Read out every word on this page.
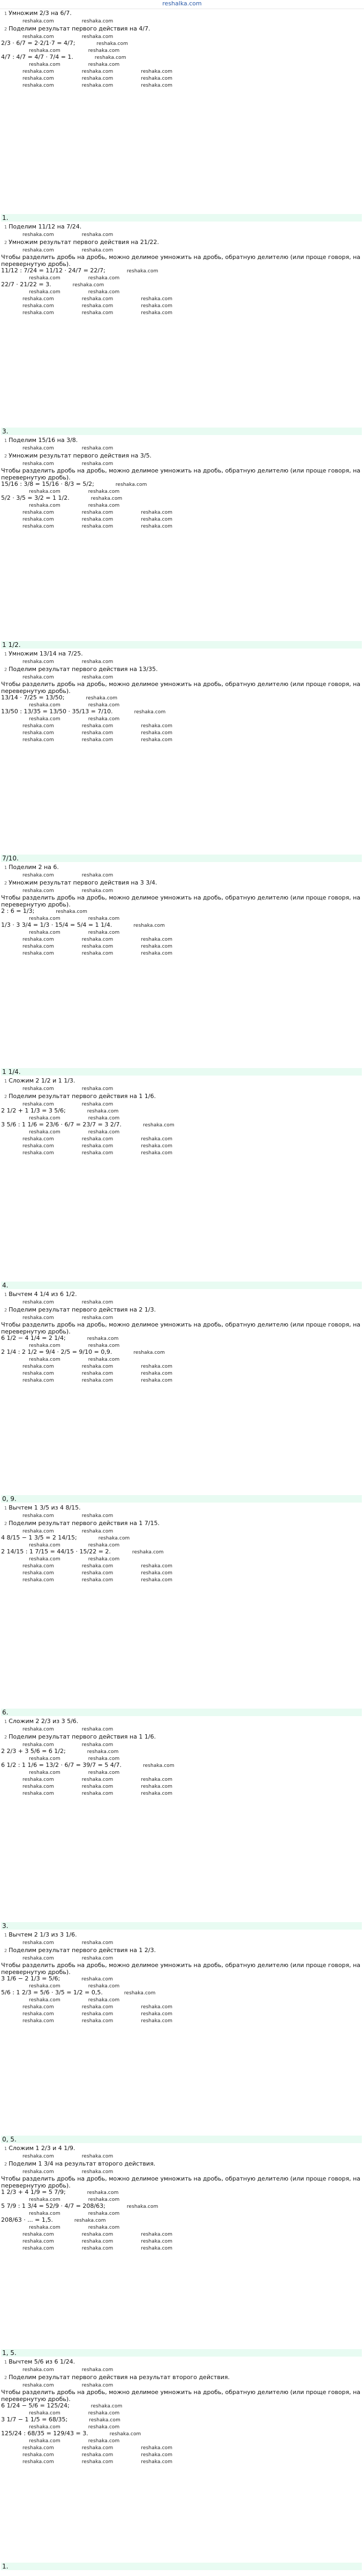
reshalka.com
1 Умножим 2/3 на 6/7.
reshaka.com	reshaka.com
2 Поделим результат первого действия на 4/7.
reshaka.com	reshaka.com
2/3 · 6/7 = 2·2/1·7 = 4/7;	reshaka.com
reshaka.com	reshaka.com
4/7 : 4/7 = 4/7 · 7/4 = 1.	reshaka.com
reshaka.com	reshaka.com
reshaka.com	reshaka.com	reshaka.com
reshaka.com	reshaka.com	reshaka.com
reshaka.com	reshaka.com	reshaka.com
1.
1 Поделим 11/12 на 7/24.
reshaka.com	reshaka.com
2 Умножим результат первого действия на 21/22.
reshaka.com	reshaka.com
Чтобы разделить дробь на дробь, можно делимое умножить на дробь, обратную делителю (или проще говоря, на перевернутую дробь).
11/12 : 7/24 = 11/12 · 24/7 = 22/7;	reshaka.com
reshaka.com	reshaka.com
22/7 · 21/22 = 3.	reshaka.com
reshaka.com	reshaka.com
reshaka.com	reshaka.com	reshaka.com
reshaka.com	reshaka.com	reshaka.com
reshaka.com	reshaka.com	reshaka.com
3.
1 Поделим 15/16 на 3/8.
reshaka.com	reshaka.com
2 Умножим результат первого действия на 3/5.
reshaka.com	reshaka.com
Чтобы разделить дробь на дробь, можно делимое умножить на дробь, обратную делителю (или проще говоря, на перевернутую дробь).
15/16 : 3/8 = 15/16 · 8/3 = 5/2;	reshaka.com
reshaka.com	reshaka.com
5/2 · 3/5 = 3/2 = 1 1/2.	reshaka.com
reshaka.com	reshaka.com
reshaka.com	reshaka.com	reshaka.com
reshaka.com	reshaka.com	reshaka.com
reshaka.com	reshaka.com	reshaka.com
1 1/2.
1 Умножим 13/14 на 7/25.
reshaka.com	reshaka.com
2 Поделим результат первого действия на 13/35.
reshaka.com	reshaka.com
Чтобы разделить дробь на дробь, можно делимое умножить на дробь, обратную делителю (или проще говоря, на перевернутую дробь).
13/14 · 7/25 = 13/50;	reshaka.com
reshaka.com	reshaka.com
13/50 : 13/35 = 13/50 · 35/13 = 7/10.	reshaka.com
reshaka.com	reshaka.com
reshaka.com	reshaka.com	reshaka.com
reshaka.com	reshaka.com	reshaka.com
reshaka.com	reshaka.com	reshaka.com
7/10.
1 Поделим 2 на 6.
reshaka.com	reshaka.com
2 Умножим результат первого действия на 3 3/4.
reshaka.com	reshaka.com
Чтобы разделить дробь на дробь, можно делимое умножить на дробь, обратную делителю (или проще говоря, на перевернутую дробь).
2 : 6 = 1/3;	reshaka.com
reshaka.com	reshaka.com
1/3 · 3 3/4 = 1/3 · 15/4 = 5/4 = 1 1/4.	reshaka.com
reshaka.com	reshaka.com
reshaka.com	reshaka.com	reshaka.com
reshaka.com	reshaka.com	reshaka.com
reshaka.com	reshaka.com	reshaka.com
1 1/4.
1 Сложим 2 1/2 и 1 1/3.
reshaka.com	reshaka.com
2 Поделим результат первого действия на 1 1/6.
reshaka.com	reshaka.com
2 1/2 + 1 1/3 = 3 5/6;	reshaka.com
reshaka.com	reshaka.com
3 5/6 : 1 1/6 = 23/6 · 6/7 = 23/7 = 3 2/7.	reshaka.com
reshaka.com	reshaka.com
reshaka.com	reshaka.com	reshaka.com
reshaka.com	reshaka.com	reshaka.com
reshaka.com	reshaka.com	reshaka.com
4.
1 Вычтем 4 1/4 из 6 1/2.
reshaka.com	reshaka.com
2 Поделим результат первого действия на 2 1/3.
reshaka.com	reshaka.com
Чтобы разделить дробь на дробь, можно делимое умножить на дробь, обратную делителю (или проще говоря, на перевернутую дробь).
6 1/2 − 4 1/4 = 2 1/4;	reshaka.com
reshaka.com	reshaka.com
2 1/4 : 2 1/2 = 9/4 · 2/5 = 9/10 = 0,9.	reshaka.com
reshaka.com	reshaka.com
reshaka.com	reshaka.com	reshaka.com
reshaka.com	reshaka.com	reshaka.com
reshaka.com	reshaka.com	reshaka.com
0, 9.
1 Вычтем 1 3/5 из 4 8/15.
reshaka.com	reshaka.com
2 Поделим результат первого действия на 1 7/15.
reshaka.com	reshaka.com
4 8/15 − 1 3/5 = 2 14/15;	reshaka.com
reshaka.com	reshaka.com
2 14/15 : 1 7/15 = 44/15 · 15/22 = 2.	reshaka.com
reshaka.com	reshaka.com
reshaka.com	reshaka.com	reshaka.com
reshaka.com	reshaka.com	reshaka.com
reshaka.com	reshaka.com	reshaka.com
6.
1 Сложим 2 2/3 из 3 5/6.
reshaka.com	reshaka.com
2 Поделим результат первого действия на 1 1/6.
reshaka.com	reshaka.com
2 2/3 + 3 5/6 = 6 1/2;	reshaka.com
reshaka.com	reshaka.com
6 1/2 : 1 1/6 = 13/2 · 6/7 = 39/7 = 5 4/7.	reshaka.com
reshaka.com	reshaka.com
reshaka.com	reshaka.com	reshaka.com
reshaka.com	reshaka.com	reshaka.com
reshaka.com	reshaka.com	reshaka.com
3.
1 Вычтем 2 1/3 из 3 1/6.
reshaka.com	reshaka.com
2 Поделим результат первого действия на 1 2/3.
reshaka.com	reshaka.com
Чтобы разделить дробь на дробь, можно делимое умножить на дробь, обратную делителю (или проще говоря, на перевернутую дробь).
3 1/6 − 2 1/3 = 5/6;	reshaka.com
reshaka.com	reshaka.com
5/6 : 1 2/3 = 5/6 · 3/5 = 1/2 = 0,5.	reshaka.com
reshaka.com	reshaka.com
reshaka.com	reshaka.com	reshaka.com
reshaka.com	reshaka.com	reshaka.com
reshaka.com	reshaka.com	reshaka.com
0, 5.
1 Сложим 1 2/3 и 4 1/9.
reshaka.com	reshaka.com
2 Поделим 1 3/4 на результат второго действия.
reshaka.com	reshaka.com
Чтобы разделить дробь на дробь, можно делимое умножить на дробь, обратную делителю (или проще говоря, на перевернутую дробь).
1 2/3 + 4 1/9 = 5 7/9;	reshaka.com
reshaka.com	reshaka.com
5 7/9 : 1 3/4 = 52/9 · 4/7 = 208/63;	reshaka.com
reshaka.com	reshaka.com
208/63 · ... = 1,5.	reshaka.com
reshaka.com	reshaka.com
reshaka.com	reshaka.com	reshaka.com
reshaka.com	reshaka.com	reshaka.com
reshaka.com	reshaka.com	reshaka.com
1, 5.
1 Вычтем 5/6 из 6 1/24.
reshaka.com	reshaka.com
2 Поделим результат первого действия на результат второго действия.
reshaka.com	reshaka.com
Чтобы разделить дробь на дробь, можно делимое умножить на дробь, обратную делителю (или проще говоря, на перевернутую дробь).
6 1/24 − 5/6 = 125/24;	reshaka.com
reshaka.com	reshaka.com
3 1/7 − 1 1/5 = 68/35;	reshaka.com
reshaka.com	reshaka.com
125/24 : 68/35 = 129/43 = 3.	reshaka.com
reshaka.com	reshaka.com
reshaka.com	reshaka.com	reshaka.com
reshaka.com	reshaka.com	reshaka.com
reshaka.com	reshaka.com	reshaka.com
1.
___
What to do: State how many lines include the string "Вычтем". Give no other information.

Result below: 4